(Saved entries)

· · · ·

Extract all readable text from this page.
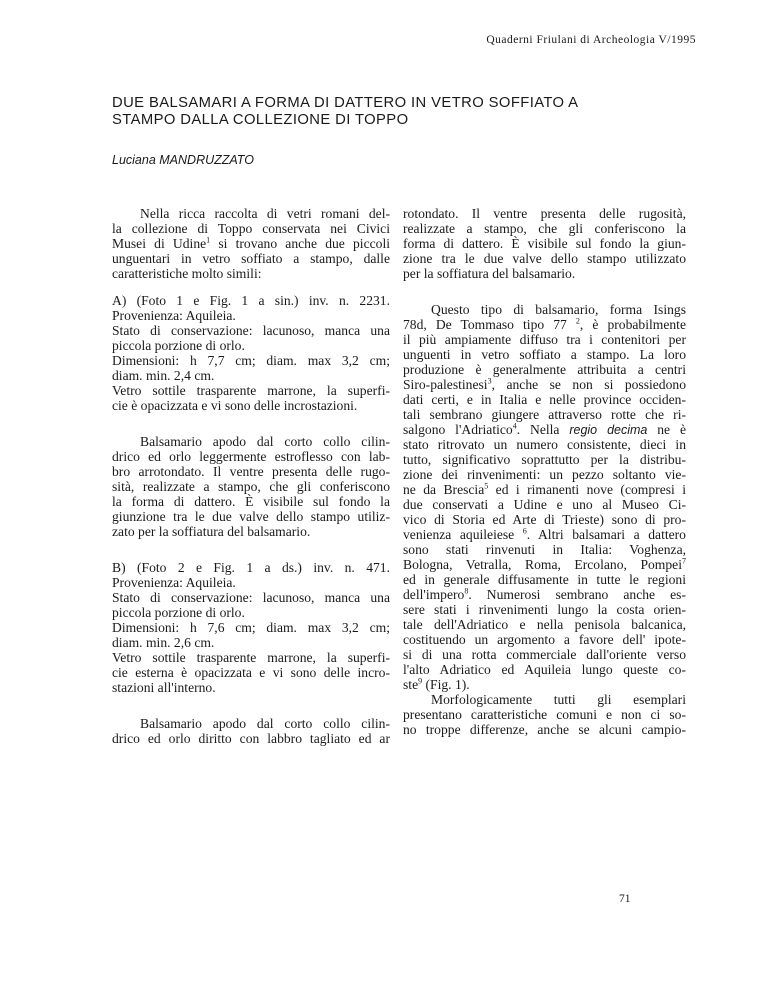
Quaderni Friulani di Archeologia V/1995
DUE BALSAMARI A FORMA DI DATTERO IN VETRO SOFFIATO A
STAMPO DALLA COLLEZIONE DI TOPPO
Luciana MANDRUZZATO
Nella ricca raccolta di vetri romani del-
la collezione di Toppo conservata nei Civici
Musei di Udine$^1$ si trovano anche due piccoli
unguentari in vetro soffiato a stampo, dalle
caratteristiche molto simili:
A) (Foto 1 e Fig. 1 a sin.) inv. n. 2231.
Provenienza: Aquileia.
Stato di conservazione: lacunoso, manca una
piccola porzione di orlo.
Dimensioni: h 7,7 cm; diam. max 3,2 cm;
diam. min. 2,4 cm.
Vetro sottile trasparente marrone, la superfi-
cie è opacizzata e vi sono delle incrostazioni.
Balsamario apodo dal corto collo cilin-
drico ed orlo leggermente estroflesso con lab-
bro arrotondato. Il ventre presenta delle rugo-
sità, realizzate a stampo, che gli conferiscono
la forma di dattero. È visibile sul fondo la
giunzione tra le due valve dello stampo utiliz-
zato per la soffiatura del balsamario.
B) (Foto 2 e Fig. 1 a ds.) inv. n. 471.
Provenienza: Aquileia.
Stato di conservazione: lacunoso, manca una
piccola porzione di orlo.
Dimensioni: h 7,6 cm; diam. max 3,2 cm;
diam. min. 2,6 cm.
Vetro sottile trasparente marrone, la superfi-
cie esterna è opacizzata e vi sono delle incro-
stazioni all'interno.
Balsamario apodo dal corto collo cilin-
drico ed orlo diritto con labbro tagliato ed ar
rotondato. Il ventre presenta delle rugosità,
realizzate a stampo, che gli conferiscono la
forma di dattero. È visibile sul fondo la giun-
zione tra le due valve dello stampo utilizzato
per la soffiatura del balsamario.
Questo tipo di balsamario, forma Isings
78d, De Tommaso tipo 77 $^2$, è probabilmente
il più ampiamente diffuso tra i contenitori per
unguenti in vetro soffiato a stampo. La loro
produzione è generalmente attribuita a centri
Siro-palestinesi$^3$, anche se non si possiedono
dati certi, e in Italia e nelle province occiden-
tali sembrano giungere attraverso rotte che ri-
salgono l'Adriatico$^4$. Nella regio decima ne è
stato ritrovato un numero consistente, dieci in
tutto, significativo soprattutto per la distribu-
zione dei rinvenimenti: un pezzo soltanto vie-
ne da Brescia$^5$ ed i rimanenti nove (compresi i
due conservati a Udine e uno al Museo Ci-
vico di Storia ed Arte di Trieste) sono di pro-
venienza aquileiese $^6$. Altri balsamari a dattero
sono stati rinvenuti in Italia: Voghenza,
Bologna, Vetralla, Roma, Ercolano, Pompei$^7$
ed in generale diffusamente in tutte le regioni
dell'impero$^8$. Numerosi sembrano anche es-
sere stati i rinvenimenti lungo la costa orien-
tale dell'Adriatico e nella penisola balcanica,
costituendo un argomento a favore dell' ipote-
si di una rotta commerciale dall'oriente verso
l'alto Adriatico ed Aquileia lungo queste co-
ste$^9$ (Fig. 1).
Morfologicamente tutti gli esemplari
presentano caratteristiche comuni e non ci so-
no troppe differenze, anche se alcuni campio-
71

· · · ·

# Given instruction:
Transcribe all the lines above exactly, apart from the pictures.

# Task output:
Extract all readable text from this page.
Quaderni Friulani di Archeologia V/1995
DUE BALSAMARI A FORMA DI DATTERO IN VETRO SOFFIATO A
STAMPO DALLA COLLEZIONE DI TOPPO
Luciana MANDRUZZATO
Nella ricca raccolta di vetri romani del-
la collezione di Toppo conservata nei Civici
Musei di Udine$^1$ si trovano anche due piccoli
unguentari in vetro soffiato a stampo, dalle
caratteristiche molto simili:
A) (Foto 1 e Fig. 1 a sin.) inv. n. 2231.
Provenienza: Aquileia.
Stato di conservazione: lacunoso, manca una
piccola porzione di orlo.
Dimensioni: h 7,7 cm; diam. max 3,2 cm;
diam. min. 2,4 cm.
Vetro sottile trasparente marrone, la superfi-
cie è opacizzata e vi sono delle incrostazioni.
Balsamario apodo dal corto collo cilin-
drico ed orlo leggermente estroflesso con lab-
bro arrotondato. Il ventre presenta delle rugo-
sità, realizzate a stampo, che gli conferiscono
la forma di dattero. È visibile sul fondo la
giunzione tra le due valve dello stampo utiliz-
zato per la soffiatura del balsamario.
B) (Foto 2 e Fig. 1 a ds.) inv. n. 471.
Provenienza: Aquileia.
Stato di conservazione: lacunoso, manca una
piccola porzione di orlo.
Dimensioni: h 7,6 cm; diam. max 3,2 cm;
diam. min. 2,6 cm.
Vetro sottile trasparente marrone, la superfi-
cie esterna è opacizzata e vi sono delle incro-
stazioni all'interno.
Balsamario apodo dal corto collo cilin-
drico ed orlo diritto con labbro tagliato ed ar
rotondato. Il ventre presenta delle rugosità,
realizzate a stampo, che gli conferiscono la
forma di dattero. È visibile sul fondo la giun-
zione tra le due valve dello stampo utilizzato
per la soffiatura del balsamario.
Questo tipo di balsamario, forma Isings
78d, De Tommaso tipo 77 $^2$, è probabilmente
il più ampiamente diffuso tra i contenitori per
unguenti in vetro soffiato a stampo. La loro
produzione è generalmente attribuita a centri
Siro-palestinesi$^3$, anche se non si possiedono
dati certi, e in Italia e nelle province occiden-
tali sembrano giungere attraverso rotte che ri-
salgono l'Adriatico$^4$. Nella regio decima ne è
stato ritrovato un numero consistente, dieci in
tutto, significativo soprattutto per la distribu-
zione dei rinvenimenti: un pezzo soltanto vie-
ne da Brescia$^5$ ed i rimanenti nove (compresi i
due conservati a Udine e uno al Museo Ci-
vico di Storia ed Arte di Trieste) sono di pro-
venienza aquileiese $^6$. Altri balsamari a dattero
sono stati rinvenuti in Italia: Voghenza,
Bologna, Vetralla, Roma, Ercolano, Pompei$^7$
ed in generale diffusamente in tutte le regioni
dell'impero$^8$. Numerosi sembrano anche es-
sere stati i rinvenimenti lungo la costa orien-
tale dell'Adriatico e nella penisola balcanica,
costituendo un argomento a favore dell' ipote-
si di una rotta commerciale dall'oriente verso
l'alto Adriatico ed Aquileia lungo queste co-
ste$^9$ (Fig. 1).
Morfologicamente tutti gli esemplari
presentano caratteristiche comuni e non ci so-
no troppe differenze, anche se alcuni campio-
71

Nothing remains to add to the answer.